For every line in the data below that contains "title", copy the line.
++++++++++++++++++++
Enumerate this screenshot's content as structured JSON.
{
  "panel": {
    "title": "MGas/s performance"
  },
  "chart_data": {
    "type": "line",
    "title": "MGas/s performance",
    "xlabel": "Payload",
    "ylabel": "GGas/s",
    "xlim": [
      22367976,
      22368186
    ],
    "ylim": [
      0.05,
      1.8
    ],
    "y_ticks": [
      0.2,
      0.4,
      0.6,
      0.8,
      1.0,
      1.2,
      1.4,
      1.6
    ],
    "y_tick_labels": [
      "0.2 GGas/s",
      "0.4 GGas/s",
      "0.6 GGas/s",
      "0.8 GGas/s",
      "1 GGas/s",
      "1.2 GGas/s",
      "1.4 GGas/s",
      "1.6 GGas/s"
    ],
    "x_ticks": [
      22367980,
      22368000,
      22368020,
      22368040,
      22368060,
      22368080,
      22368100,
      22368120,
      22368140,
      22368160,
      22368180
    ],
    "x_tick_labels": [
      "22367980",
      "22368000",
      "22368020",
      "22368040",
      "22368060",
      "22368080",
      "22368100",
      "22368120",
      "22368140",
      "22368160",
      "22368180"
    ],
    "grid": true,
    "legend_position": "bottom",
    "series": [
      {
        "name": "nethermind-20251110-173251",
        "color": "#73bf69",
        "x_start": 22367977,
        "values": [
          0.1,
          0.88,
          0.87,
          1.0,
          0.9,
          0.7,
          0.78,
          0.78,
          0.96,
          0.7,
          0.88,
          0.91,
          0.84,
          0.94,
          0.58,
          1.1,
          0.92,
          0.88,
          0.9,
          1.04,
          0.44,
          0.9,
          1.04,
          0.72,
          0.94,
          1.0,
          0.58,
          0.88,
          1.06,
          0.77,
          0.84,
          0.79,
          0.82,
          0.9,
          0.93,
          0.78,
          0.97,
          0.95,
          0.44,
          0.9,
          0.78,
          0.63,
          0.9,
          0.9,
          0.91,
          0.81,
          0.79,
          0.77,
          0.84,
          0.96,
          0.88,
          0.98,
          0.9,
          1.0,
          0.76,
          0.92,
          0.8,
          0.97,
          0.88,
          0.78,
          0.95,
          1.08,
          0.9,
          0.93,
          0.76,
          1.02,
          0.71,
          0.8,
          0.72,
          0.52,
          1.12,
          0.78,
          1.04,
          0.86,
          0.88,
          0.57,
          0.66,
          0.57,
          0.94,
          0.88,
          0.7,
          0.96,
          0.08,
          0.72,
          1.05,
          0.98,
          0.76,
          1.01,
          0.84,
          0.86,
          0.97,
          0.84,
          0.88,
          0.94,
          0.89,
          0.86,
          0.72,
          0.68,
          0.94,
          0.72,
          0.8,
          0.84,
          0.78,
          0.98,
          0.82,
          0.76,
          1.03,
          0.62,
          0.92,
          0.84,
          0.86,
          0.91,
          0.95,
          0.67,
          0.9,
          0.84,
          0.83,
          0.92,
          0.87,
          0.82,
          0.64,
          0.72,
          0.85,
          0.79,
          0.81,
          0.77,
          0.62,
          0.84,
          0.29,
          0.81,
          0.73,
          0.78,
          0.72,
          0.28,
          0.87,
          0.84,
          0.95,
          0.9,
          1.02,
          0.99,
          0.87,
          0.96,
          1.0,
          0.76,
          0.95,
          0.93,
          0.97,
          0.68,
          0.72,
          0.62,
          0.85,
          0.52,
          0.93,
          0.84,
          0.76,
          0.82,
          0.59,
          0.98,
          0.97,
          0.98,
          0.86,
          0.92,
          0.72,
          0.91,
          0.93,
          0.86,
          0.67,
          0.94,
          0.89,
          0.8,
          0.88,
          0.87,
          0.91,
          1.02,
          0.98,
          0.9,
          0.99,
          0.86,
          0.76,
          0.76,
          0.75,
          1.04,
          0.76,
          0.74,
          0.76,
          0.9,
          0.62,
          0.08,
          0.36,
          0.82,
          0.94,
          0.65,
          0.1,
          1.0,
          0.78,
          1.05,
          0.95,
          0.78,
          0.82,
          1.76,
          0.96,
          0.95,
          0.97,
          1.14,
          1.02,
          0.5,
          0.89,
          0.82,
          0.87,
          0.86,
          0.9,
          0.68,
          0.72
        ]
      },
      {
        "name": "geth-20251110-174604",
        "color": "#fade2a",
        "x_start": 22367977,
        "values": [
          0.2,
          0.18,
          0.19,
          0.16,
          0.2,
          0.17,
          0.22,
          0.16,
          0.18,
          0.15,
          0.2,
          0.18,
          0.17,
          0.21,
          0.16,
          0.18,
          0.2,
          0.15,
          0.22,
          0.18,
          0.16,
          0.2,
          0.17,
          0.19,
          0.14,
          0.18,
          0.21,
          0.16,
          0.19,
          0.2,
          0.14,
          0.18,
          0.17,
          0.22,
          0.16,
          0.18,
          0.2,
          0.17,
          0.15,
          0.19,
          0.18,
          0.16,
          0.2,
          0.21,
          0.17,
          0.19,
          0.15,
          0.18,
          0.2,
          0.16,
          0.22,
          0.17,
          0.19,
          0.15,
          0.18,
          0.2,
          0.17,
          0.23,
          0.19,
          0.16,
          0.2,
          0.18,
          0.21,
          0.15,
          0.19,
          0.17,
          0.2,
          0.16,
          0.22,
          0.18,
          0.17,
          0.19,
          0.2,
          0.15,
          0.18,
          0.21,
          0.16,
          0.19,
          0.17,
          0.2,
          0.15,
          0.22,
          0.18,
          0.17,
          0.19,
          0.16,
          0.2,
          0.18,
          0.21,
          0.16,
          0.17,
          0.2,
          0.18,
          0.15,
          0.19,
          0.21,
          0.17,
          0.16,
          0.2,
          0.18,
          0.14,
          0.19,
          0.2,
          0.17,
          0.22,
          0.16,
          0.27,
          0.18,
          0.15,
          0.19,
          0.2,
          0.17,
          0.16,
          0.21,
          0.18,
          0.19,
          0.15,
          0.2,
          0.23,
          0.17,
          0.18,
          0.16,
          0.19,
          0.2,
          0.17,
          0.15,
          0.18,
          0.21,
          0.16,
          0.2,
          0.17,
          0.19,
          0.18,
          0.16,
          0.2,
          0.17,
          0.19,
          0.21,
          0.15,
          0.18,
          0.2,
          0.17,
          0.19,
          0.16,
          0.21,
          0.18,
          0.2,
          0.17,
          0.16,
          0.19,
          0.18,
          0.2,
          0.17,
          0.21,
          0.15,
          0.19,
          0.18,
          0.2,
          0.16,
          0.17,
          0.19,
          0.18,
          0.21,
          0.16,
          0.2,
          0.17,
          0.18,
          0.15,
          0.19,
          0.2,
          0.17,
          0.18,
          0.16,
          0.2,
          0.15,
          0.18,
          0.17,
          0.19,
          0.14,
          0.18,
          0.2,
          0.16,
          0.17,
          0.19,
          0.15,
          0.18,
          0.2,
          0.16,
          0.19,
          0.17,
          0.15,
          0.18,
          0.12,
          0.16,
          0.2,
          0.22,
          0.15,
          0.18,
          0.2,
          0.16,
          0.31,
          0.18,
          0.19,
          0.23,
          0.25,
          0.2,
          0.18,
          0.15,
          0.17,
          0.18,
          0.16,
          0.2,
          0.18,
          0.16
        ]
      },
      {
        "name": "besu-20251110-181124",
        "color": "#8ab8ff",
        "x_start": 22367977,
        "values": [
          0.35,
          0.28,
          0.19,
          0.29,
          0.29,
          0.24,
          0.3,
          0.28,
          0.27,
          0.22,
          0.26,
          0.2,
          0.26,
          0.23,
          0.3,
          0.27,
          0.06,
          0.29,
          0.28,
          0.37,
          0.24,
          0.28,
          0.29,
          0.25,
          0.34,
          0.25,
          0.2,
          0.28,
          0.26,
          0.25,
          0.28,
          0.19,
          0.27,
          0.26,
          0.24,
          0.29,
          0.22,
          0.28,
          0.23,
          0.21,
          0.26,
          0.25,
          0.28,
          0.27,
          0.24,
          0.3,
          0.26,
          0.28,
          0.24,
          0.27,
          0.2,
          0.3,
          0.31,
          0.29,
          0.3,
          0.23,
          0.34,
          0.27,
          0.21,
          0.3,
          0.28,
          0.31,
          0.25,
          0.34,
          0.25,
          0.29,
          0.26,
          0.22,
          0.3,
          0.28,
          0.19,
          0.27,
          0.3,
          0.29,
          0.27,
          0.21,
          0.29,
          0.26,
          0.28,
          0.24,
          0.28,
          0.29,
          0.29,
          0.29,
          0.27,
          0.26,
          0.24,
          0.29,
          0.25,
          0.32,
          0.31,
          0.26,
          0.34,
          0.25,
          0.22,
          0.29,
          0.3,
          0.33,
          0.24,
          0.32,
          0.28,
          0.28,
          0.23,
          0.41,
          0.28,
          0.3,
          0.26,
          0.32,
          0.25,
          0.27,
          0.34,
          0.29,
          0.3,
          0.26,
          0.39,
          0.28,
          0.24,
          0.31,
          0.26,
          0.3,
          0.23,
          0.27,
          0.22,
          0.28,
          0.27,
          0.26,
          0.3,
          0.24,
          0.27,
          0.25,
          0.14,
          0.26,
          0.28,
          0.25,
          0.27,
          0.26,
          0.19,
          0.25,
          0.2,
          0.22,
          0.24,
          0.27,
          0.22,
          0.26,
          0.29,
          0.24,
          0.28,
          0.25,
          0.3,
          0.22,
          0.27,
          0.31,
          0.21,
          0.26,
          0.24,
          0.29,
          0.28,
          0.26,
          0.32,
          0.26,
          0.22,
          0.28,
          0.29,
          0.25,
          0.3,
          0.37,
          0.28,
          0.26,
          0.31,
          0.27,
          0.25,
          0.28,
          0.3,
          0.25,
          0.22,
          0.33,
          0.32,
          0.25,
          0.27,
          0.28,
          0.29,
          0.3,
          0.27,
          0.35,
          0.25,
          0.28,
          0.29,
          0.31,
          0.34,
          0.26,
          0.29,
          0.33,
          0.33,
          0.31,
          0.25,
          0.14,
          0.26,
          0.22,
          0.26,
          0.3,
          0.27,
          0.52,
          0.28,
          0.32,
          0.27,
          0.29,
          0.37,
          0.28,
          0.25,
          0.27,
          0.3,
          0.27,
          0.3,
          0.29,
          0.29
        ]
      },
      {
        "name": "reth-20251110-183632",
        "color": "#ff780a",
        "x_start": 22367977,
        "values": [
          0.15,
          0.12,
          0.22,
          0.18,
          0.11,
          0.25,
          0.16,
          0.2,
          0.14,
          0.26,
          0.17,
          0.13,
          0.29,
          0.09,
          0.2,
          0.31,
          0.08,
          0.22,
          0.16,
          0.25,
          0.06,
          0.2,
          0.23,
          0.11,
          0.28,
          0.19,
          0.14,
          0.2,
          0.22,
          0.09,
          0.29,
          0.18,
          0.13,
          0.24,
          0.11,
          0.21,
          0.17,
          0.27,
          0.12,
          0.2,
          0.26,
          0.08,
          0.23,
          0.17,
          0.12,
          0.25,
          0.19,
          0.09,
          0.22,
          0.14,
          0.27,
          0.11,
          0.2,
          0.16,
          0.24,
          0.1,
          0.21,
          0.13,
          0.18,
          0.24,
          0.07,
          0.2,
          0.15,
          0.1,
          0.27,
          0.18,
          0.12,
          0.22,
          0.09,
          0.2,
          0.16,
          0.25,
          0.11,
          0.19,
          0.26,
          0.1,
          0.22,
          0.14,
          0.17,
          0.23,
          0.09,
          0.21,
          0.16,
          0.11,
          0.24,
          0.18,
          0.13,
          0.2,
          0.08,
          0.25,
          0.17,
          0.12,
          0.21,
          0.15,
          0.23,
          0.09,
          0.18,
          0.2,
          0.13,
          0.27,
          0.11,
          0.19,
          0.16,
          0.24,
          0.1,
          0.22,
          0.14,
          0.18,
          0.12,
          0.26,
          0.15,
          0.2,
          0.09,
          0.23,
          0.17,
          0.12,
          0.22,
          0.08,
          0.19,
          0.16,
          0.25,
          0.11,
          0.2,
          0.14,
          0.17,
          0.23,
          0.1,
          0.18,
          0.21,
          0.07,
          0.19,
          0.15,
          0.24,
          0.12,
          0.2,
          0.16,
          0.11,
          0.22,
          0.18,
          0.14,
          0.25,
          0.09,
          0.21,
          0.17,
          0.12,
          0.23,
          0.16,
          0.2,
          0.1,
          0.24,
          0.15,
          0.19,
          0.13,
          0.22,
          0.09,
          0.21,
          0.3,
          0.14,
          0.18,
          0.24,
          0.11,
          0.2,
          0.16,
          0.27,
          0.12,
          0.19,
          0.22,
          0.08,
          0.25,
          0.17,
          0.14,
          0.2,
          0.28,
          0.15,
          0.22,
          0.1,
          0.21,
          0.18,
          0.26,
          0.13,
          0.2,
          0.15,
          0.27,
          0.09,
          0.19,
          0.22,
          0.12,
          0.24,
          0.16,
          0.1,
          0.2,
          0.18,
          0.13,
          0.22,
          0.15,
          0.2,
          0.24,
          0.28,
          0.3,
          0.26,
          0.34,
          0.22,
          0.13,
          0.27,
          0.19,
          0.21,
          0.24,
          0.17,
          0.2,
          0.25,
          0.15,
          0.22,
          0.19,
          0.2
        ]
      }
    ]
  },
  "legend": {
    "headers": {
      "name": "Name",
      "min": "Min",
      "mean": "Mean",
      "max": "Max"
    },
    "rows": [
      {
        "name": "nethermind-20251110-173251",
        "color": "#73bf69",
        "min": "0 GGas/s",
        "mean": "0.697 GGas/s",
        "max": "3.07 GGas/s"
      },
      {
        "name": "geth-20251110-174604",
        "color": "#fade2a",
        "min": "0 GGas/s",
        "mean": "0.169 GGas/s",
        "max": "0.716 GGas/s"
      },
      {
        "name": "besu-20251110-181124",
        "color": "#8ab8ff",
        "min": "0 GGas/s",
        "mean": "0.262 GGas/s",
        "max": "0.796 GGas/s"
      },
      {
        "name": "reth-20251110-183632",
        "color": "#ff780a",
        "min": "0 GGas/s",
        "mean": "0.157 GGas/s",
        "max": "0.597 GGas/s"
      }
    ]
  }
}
++++++++++++++++++++
* [Output]:
    "title": "MGas/s performance"
    "title": "MGas/s performance",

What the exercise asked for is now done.